+++ PROVIDED INFORMATION +++
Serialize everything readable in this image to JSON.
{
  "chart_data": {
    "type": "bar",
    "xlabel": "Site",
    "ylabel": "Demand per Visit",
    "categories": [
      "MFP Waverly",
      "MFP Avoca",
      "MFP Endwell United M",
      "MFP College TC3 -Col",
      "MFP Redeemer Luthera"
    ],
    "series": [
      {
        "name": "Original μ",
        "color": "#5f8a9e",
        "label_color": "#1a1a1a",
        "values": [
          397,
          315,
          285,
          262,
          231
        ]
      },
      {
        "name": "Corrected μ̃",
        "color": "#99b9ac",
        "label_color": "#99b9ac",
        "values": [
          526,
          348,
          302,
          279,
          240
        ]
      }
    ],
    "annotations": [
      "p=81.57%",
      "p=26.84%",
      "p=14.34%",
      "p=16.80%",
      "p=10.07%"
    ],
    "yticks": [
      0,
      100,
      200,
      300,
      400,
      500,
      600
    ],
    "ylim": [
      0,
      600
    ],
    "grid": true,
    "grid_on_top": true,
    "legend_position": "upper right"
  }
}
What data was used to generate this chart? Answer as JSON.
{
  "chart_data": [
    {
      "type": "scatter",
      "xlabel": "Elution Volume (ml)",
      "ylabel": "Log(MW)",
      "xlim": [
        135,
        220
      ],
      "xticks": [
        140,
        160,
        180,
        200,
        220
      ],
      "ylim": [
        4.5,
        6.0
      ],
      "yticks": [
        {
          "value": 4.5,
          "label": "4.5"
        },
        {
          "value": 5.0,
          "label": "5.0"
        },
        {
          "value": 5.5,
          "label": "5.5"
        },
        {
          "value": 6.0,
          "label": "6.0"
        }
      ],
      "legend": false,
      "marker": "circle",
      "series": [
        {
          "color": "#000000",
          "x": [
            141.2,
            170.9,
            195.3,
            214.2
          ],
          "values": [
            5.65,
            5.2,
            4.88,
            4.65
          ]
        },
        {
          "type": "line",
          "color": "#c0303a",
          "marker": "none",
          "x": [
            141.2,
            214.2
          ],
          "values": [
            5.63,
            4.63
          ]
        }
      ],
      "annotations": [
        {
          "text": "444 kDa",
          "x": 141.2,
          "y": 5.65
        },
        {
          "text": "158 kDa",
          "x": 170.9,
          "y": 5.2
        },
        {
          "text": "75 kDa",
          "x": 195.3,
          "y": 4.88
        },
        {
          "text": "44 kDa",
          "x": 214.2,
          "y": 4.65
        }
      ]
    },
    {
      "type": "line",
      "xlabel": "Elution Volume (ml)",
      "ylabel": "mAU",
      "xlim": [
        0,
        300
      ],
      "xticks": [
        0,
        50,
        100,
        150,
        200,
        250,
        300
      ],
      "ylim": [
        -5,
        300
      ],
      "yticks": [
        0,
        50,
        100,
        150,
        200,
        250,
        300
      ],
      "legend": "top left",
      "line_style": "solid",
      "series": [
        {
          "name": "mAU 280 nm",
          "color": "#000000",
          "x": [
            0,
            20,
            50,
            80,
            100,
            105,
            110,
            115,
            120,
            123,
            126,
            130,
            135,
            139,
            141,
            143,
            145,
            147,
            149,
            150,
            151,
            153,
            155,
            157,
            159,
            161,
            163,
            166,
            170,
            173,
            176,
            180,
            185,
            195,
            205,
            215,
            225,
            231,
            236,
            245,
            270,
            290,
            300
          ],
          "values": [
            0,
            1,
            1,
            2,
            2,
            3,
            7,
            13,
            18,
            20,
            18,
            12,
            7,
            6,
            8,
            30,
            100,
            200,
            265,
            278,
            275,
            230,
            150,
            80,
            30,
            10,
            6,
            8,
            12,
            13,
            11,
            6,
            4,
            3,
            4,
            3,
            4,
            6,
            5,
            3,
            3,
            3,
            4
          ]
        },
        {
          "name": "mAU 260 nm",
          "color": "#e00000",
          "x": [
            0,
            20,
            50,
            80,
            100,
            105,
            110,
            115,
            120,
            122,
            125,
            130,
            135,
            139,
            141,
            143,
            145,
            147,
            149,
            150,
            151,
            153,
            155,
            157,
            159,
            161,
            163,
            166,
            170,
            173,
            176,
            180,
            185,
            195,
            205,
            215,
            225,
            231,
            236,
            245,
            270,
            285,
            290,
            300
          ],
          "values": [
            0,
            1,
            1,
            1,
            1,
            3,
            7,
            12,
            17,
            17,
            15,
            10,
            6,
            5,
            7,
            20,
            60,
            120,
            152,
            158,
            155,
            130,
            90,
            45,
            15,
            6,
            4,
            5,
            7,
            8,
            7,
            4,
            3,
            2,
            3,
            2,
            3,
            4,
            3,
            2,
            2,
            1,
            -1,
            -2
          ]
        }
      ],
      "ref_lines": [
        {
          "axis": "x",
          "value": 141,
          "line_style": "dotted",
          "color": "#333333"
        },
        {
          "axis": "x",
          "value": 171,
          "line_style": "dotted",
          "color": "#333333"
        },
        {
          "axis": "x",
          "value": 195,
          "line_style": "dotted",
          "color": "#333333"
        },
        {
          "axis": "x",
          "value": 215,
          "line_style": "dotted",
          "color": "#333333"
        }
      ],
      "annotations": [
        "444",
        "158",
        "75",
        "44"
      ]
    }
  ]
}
+++
■ WHAT YOU ARE ASKED TO DO
Write out each line of the data above again, exactly as given.

■ OUTPUT FOR THIS EXERCISE
Serialize everything readable in this image to JSON.
{
  "chart_data": {
    "type": "bar",
    "xlabel": "Site",
    "ylabel": "Demand per Visit",
    "categories": [
      "MFP Waverly",
      "MFP Avoca",
      "MFP Endwell United M",
      "MFP College TC3 -Col",
      "MFP Redeemer Luthera"
    ],
    "series": [
      {
        "name": "Original μ",
        "color": "#5f8a9e",
        "label_color": "#1a1a1a",
        "values": [
          397,
          315,
          285,
          262,
          231
        ]
      },
      {
        "name": "Corrected μ̃",
        "color": "#99b9ac",
        "label_color": "#99b9ac",
        "values": [
          526,
          348,
          302,
          279,
          240
        ]
      }
    ],
    "annotations": [
      "p=81.57%",
      "p=26.84%",
      "p=14.34%",
      "p=16.80%",
      "p=10.07%"
    ],
    "yticks": [
      0,
      100,
      200,
      300,
      400,
      500,
      600
    ],
    "ylim": [
      0,
      600
    ],
    "grid": true,
    "grid_on_top": true,
    "legend_position": "upper right"
  }
}
What data was used to generate this chart? Answer as JSON.
{
  "chart_data": [
    {
      "type": "scatter",
      "xlabel": "Elution Volume (ml)",
      "ylabel": "Log(MW)",
      "xlim": [
        135,
        220
      ],
      "xticks": [
        140,
        160,
        180,
        200,
        220
      ],
      "ylim": [
        4.5,
        6.0
      ],
      "yticks": [
        {
          "value": 4.5,
          "label": "4.5"
        },
        {
          "value": 5.0,
          "label": "5.0"
        },
        {
          "value": 5.5,
          "label": "5.5"
        },
        {
          "value": 6.0,
          "label": "6.0"
        }
      ],
      "legend": false,
      "marker": "circle",
      "series": [
        {
          "color": "#000000",
          "x": [
            141.2,
            170.9,
            195.3,
            214.2
          ],
          "values": [
            5.65,
            5.2,
            4.88,
            4.65
          ]
        },
        {
          "type": "line",
          "color": "#c0303a",
          "marker": "none",
          "x": [
            141.2,
            214.2
          ],
          "values": [
            5.63,
            4.63
          ]
        }
      ],
      "annotations": [
        {
          "text": "444 kDa",
          "x": 141.2,
          "y": 5.65
        },
        {
          "text": "158 kDa",
          "x": 170.9,
          "y": 5.2
        },
        {
          "text": "75 kDa",
          "x": 195.3,
          "y": 4.88
        },
        {
          "text": "44 kDa",
          "x": 214.2,
          "y": 4.65
        }
      ]
    },
    {
      "type": "line",
      "xlabel": "Elution Volume (ml)",
      "ylabel": "mAU",
      "xlim": [
        0,
        300
      ],
      "xticks": [
        0,
        50,
        100,
        150,
        200,
        250,
        300
      ],
      "ylim": [
        -5,
        300
      ],
      "yticks": [
        0,
        50,
        100,
        150,
        200,
        250,
        300
      ],
      "legend": "top left",
      "line_style": "solid",
      "series": [
        {
          "name": "mAU 280 nm",
          "color": "#000000",
          "x": [
            0,
            20,
            50,
            80,
            100,
            105,
            110,
            115,
            120,
            123,
            126,
            130,
            135,
            139,
            141,
            143,
            145,
            147,
            149,
            150,
            151,
            153,
            155,
            157,
            159,
            161,
            163,
            166,
            170,
            173,
            176,
            180,
            185,
            195,
            205,
            215,
            225,
            231,
            236,
            245,
            270,
            290,
            300
          ],
          "values": [
            0,
            1,
            1,
            2,
            2,
            3,
            7,
            13,
            18,
            20,
            18,
            12,
            7,
            6,
            8,
            30,
            100,
            200,
            265,
            278,
            275,
            230,
            150,
            80,
            30,
            10,
            6,
            8,
            12,
            13,
            11,
            6,
            4,
            3,
            4,
            3,
            4,
            6,
            5,
            3,
            3,
            3,
            4
          ]
        },
        {
          "name": "mAU 260 nm",
          "color": "#e00000",
          "x": [
            0,
            20,
            50,
            80,
            100,
            105,
            110,
            115,
            120,
            122,
            125,
            130,
            135,
            139,
            141,
            143,
            145,
            147,
            149,
            150,
            151,
            153,
            155,
            157,
            159,
            161,
            163,
            166,
            170,
            173,
            176,
            180,
            185,
            195,
            205,
            215,
            225,
            231,
            236,
            245,
            270,
            285,
            290,
            300
          ],
          "values": [
            0,
            1,
            1,
            1,
            1,
            3,
            7,
            12,
            17,
            17,
            15,
            10,
            6,
            5,
            7,
            20,
            60,
            120,
            152,
            158,
            155,
            130,
            90,
            45,
            15,
            6,
            4,
            5,
            7,
            8,
            7,
            4,
            3,
            2,
            3,
            2,
            3,
            4,
            3,
            2,
            2,
            1,
            -1,
            -2
          ]
        }
      ],
      "ref_lines": [
        {
          "axis": "x",
          "value": 141,
          "line_style": "dotted",
          "color": "#333333"
        },
        {
          "axis": "x",
          "value": 171,
          "line_style": "dotted",
          "color": "#333333"
        },
        {
          "axis": "x",
          "value": 195,
          "line_style": "dotted",
          "color": "#333333"
        },
        {
          "axis": "x",
          "value": 215,
          "line_style": "dotted",
          "color": "#333333"
        }
      ],
      "annotations": [
        "444",
        "158",
        "75",
        "44"
      ]
    }
  ]
}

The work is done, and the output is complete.